(SUPPLIED MATERIAL)
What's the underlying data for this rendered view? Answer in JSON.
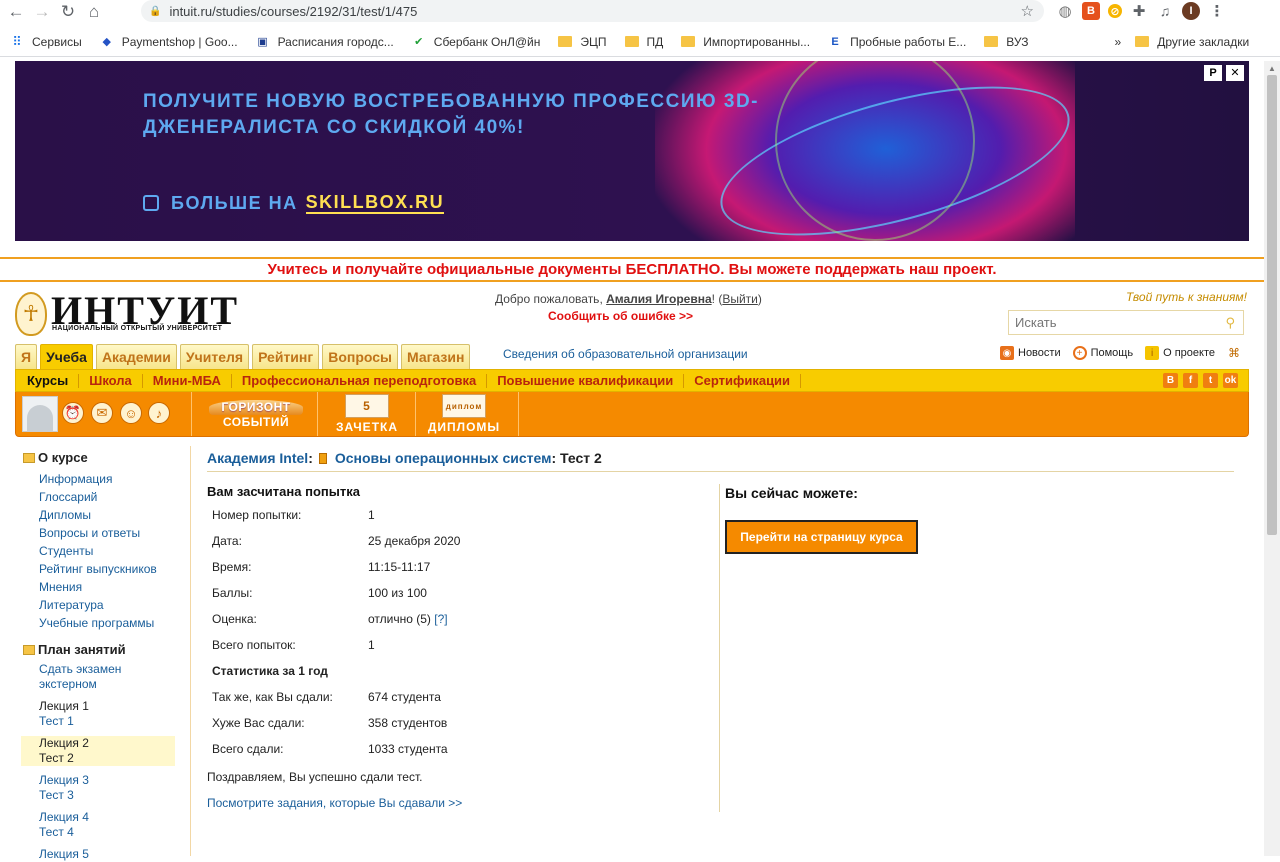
{
  "browser": {
    "url": "intuit.ru/studies/courses/2192/31/test/1/475",
    "bookmarks": [
      {
        "label": "Сервисы",
        "icon": "apps-icon"
      },
      {
        "label": "Paymentshop | Goo...",
        "icon": "paymentshop-icon"
      },
      {
        "label": "Расписания городс...",
        "icon": "bus-icon"
      },
      {
        "label": "Сбербанк ОнЛ@йн",
        "icon": "sberbank-icon"
      },
      {
        "label": "ЭЦП",
        "icon": "folder-icon"
      },
      {
        "label": "ПД",
        "icon": "folder-icon"
      },
      {
        "label": "Импортированны...",
        "icon": "folder-icon"
      },
      {
        "label": "Пробные работы Е...",
        "icon": "ege-icon"
      },
      {
        "label": "ВУЗ",
        "icon": "folder-icon"
      }
    ],
    "bookmarks_more": "»",
    "other_bookmarks": "Другие закладки",
    "profile_initial": "I"
  },
  "banner": {
    "headline": "ПОЛУЧИТЕ НОВУЮ ВОСТРЕБОВАННУЮ ПРОФЕССИЮ 3D-ДЖЕНЕРАЛИСТА СО СКИДКОЙ 40%!",
    "more_prefix": "БОЛЬШЕ НА",
    "site": "SKILLBOX.RU",
    "ad_label": "Р",
    "close": "✕"
  },
  "notice": "Учитесь и получайте официальные документы БЕСПЛАТНО. Вы можете поддержать наш проект.",
  "header": {
    "logo_word": "ИНТУИТ",
    "logo_sub": "НАЦИОНАЛЬНЫЙ ОТКРЫТЫЙ УНИВЕРСИТЕТ",
    "welcome_prefix": "Добро пожаловать,",
    "user_name": "Амалия Игоревна",
    "welcome_excl": "!",
    "logout_open": "(",
    "logout": "Выйти",
    "logout_close": ")",
    "report_error": "Сообщить об ошибке >>",
    "slogan": "Твой путь к знаниям!",
    "search_placeholder": "Искать"
  },
  "main_tabs": [
    "Я",
    "Учеба",
    "Академии",
    "Учителя",
    "Рейтинг",
    "Вопросы",
    "Магазин"
  ],
  "org_info": "Сведения об образовательной организации",
  "top_links": {
    "news": "Новости",
    "help": "Помощь",
    "about": "О проекте"
  },
  "subnav": [
    "Курсы",
    "Школа",
    "Мини-МБА",
    "Профессиональная переподготовка",
    "Повышение квалификации",
    "Сертификации"
  ],
  "toolbar": {
    "horizon_1": "ГОРИЗОНТ",
    "horizon_2": "СОБЫТИЙ",
    "zachetka": "ЗАЧЕТКА",
    "zachetka_num": "5",
    "diplomas": "ДИПЛОМЫ",
    "diploma_pic": "диплом"
  },
  "sidebar": {
    "about_title": "О курсе",
    "about_links": [
      "Информация",
      "Глоссарий",
      "Дипломы",
      "Вопросы и ответы",
      "Студенты",
      "Рейтинг выпускников",
      "Мнения",
      "Литература",
      "Учебные программы"
    ],
    "plan_title": "План занятий",
    "external_exam": [
      "Сдать экзамен",
      "экстерном"
    ],
    "lectures": [
      {
        "lecture": "Лекция 1",
        "test": "Тест 1"
      },
      {
        "lecture": "Лекция 2",
        "test": "Тест 2"
      },
      {
        "lecture": "Лекция 3",
        "test": "Тест 3"
      },
      {
        "lecture": "Лекция 4",
        "test": "Тест 4"
      },
      {
        "lecture": "Лекция 5",
        "test": ""
      }
    ]
  },
  "breadcrumb": {
    "academy": "Академия Intel",
    "sep": ":",
    "course": "Основы операционных систем",
    "sep2": ":",
    "test": "Тест 2"
  },
  "result": {
    "title": "Вам засчитана попытка",
    "rows": [
      {
        "k": "Номер попытки:",
        "v": "1"
      },
      {
        "k": "Дата:",
        "v": "25 декабря 2020"
      },
      {
        "k": "Время:",
        "v": "11:15-11:17"
      },
      {
        "k": "Баллы:",
        "v": "100 из 100"
      },
      {
        "k": "Оценка:",
        "v": "отлично (5)",
        "help": "[?]"
      },
      {
        "k": "Всего попыток:",
        "v": "1"
      }
    ],
    "stats_title": "Статистика за 1 год",
    "stats": [
      {
        "k": "Так же, как Вы сдали:",
        "v": "674 студента"
      },
      {
        "k": "Хуже Вас сдали:",
        "v": "358 студентов"
      },
      {
        "k": "Всего сдали:",
        "v": "1033 студента"
      }
    ],
    "congrats": "Поздравляем, Вы успешно сдали тест.",
    "review_link": "Посмотрите задания, которые Вы сдавали >>"
  },
  "actions": {
    "title": "Вы сейчас можете:",
    "goto_course": "Перейти на страницу курса"
  }
}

(REQUIRED WORK) Looking at the listing above, count the lines that contain "сдали" and give nothing but the number.

(SOLUTION TO THE PROBLEM) 4